(GIVEN INSTRUCTION) Make an exact copy of all the material below, apart from the pictures.

(DATASET ENTRIES)
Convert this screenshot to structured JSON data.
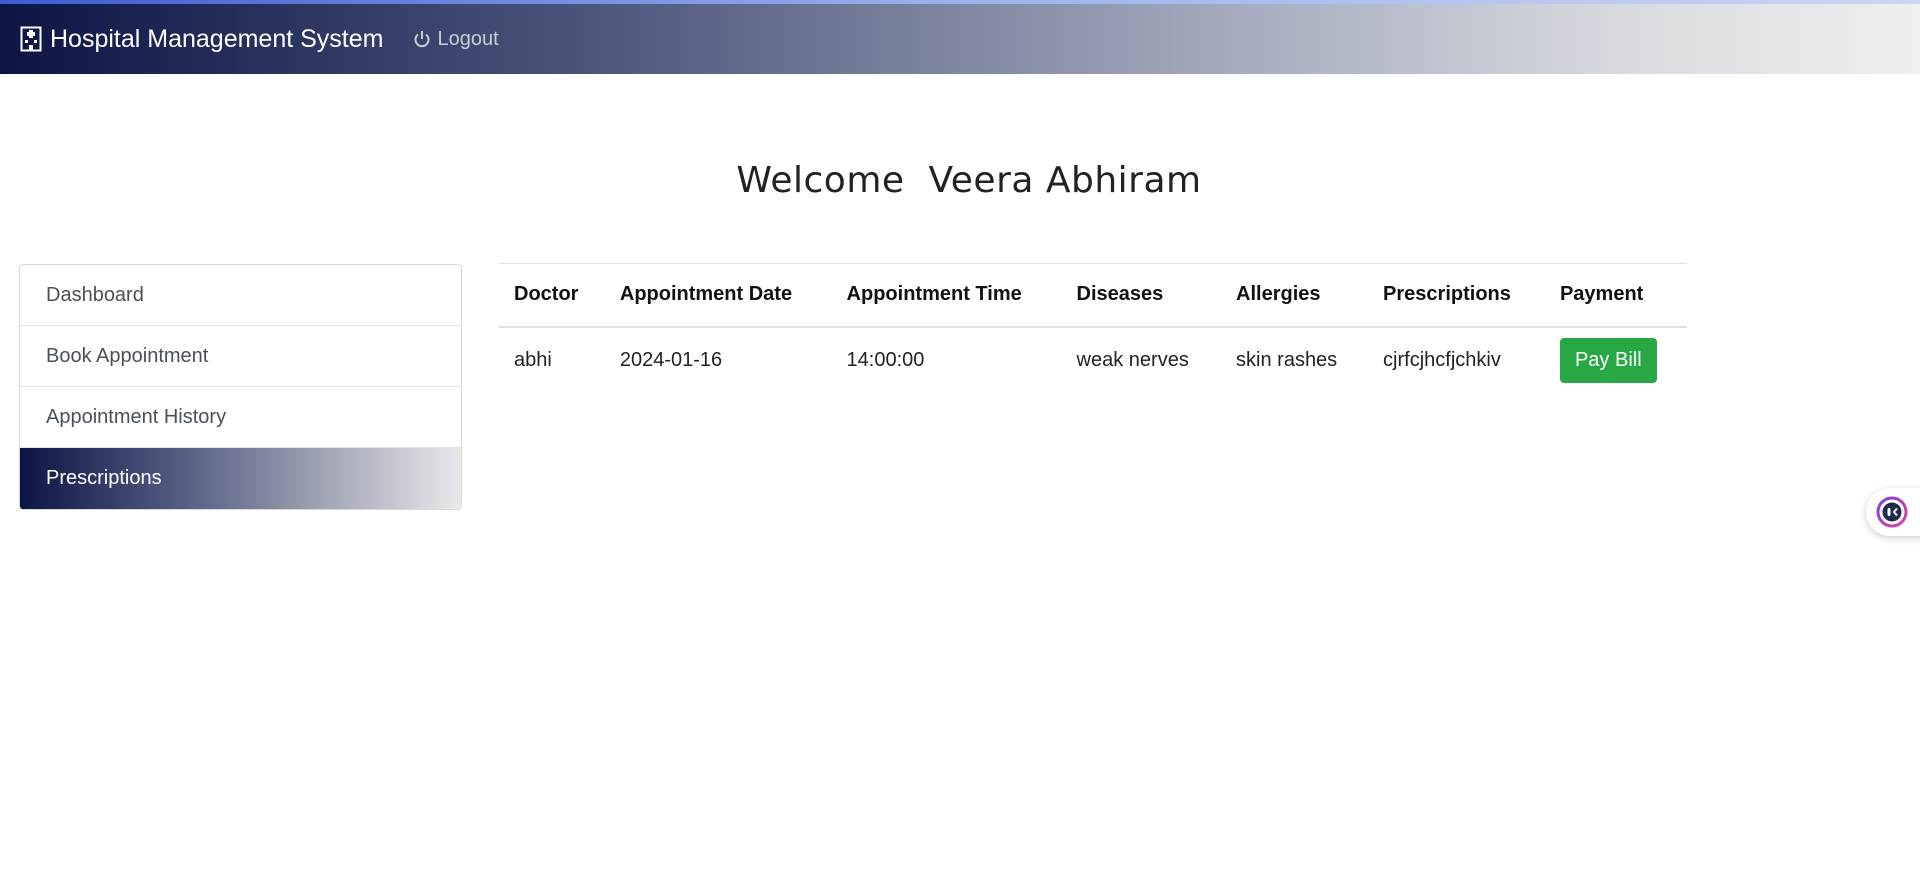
{
  "navbar": {
    "brand": "Hospital Management System",
    "logout_label": "Logout"
  },
  "welcome": {
    "greeting": "Welcome",
    "user_name": "Veera Abhiram"
  },
  "sidebar": {
    "items": [
      {
        "label": "Dashboard",
        "active": false
      },
      {
        "label": "Book Appointment",
        "active": false
      },
      {
        "label": "Appointment History",
        "active": false
      },
      {
        "label": "Prescriptions",
        "active": true
      }
    ]
  },
  "table": {
    "headers": [
      "Doctor",
      "Appointment Date",
      "Appointment Time",
      "Diseases",
      "Allergies",
      "Prescriptions",
      "Payment"
    ],
    "rows": [
      {
        "doctor": "abhi",
        "date": "2024-01-16",
        "time": "14:00:00",
        "diseases": "weak nerves",
        "allergies": "skin rashes",
        "prescription": "cjrfcjhcfjchkiv",
        "payment_button": "Pay Bill"
      }
    ]
  },
  "icons": {
    "brand_icon": "hospital-icon",
    "logout_icon": "power-icon",
    "assistant_icon": "assistant-icon"
  },
  "colors": {
    "nav_dark": "#0c1444",
    "pay_button": "#28a745"
  }
}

(FULL RESPONSE)
Convert this screenshot to structured JSON data.
{
  "navbar": {
    "brand": "Hospital Management System",
    "logout_label": "Logout"
  },
  "welcome": {
    "greeting": "Welcome",
    "user_name": "Veera Abhiram"
  },
  "sidebar": {
    "items": [
      {
        "label": "Dashboard",
        "active": false
      },
      {
        "label": "Book Appointment",
        "active": false
      },
      {
        "label": "Appointment History",
        "active": false
      },
      {
        "label": "Prescriptions",
        "active": true
      }
    ]
  },
  "table": {
    "headers": [
      "Doctor",
      "Appointment Date",
      "Appointment Time",
      "Diseases",
      "Allergies",
      "Prescriptions",
      "Payment"
    ],
    "rows": [
      {
        "doctor": "abhi",
        "date": "2024-01-16",
        "time": "14:00:00",
        "diseases": "weak nerves",
        "allergies": "skin rashes",
        "prescription": "cjrfcjhcfjchkiv",
        "payment_button": "Pay Bill"
      }
    ]
  },
  "icons": {
    "brand_icon": "hospital-icon",
    "logout_icon": "power-icon",
    "assistant_icon": "assistant-icon"
  },
  "colors": {
    "nav_dark": "#0c1444",
    "pay_button": "#28a745"
  }
}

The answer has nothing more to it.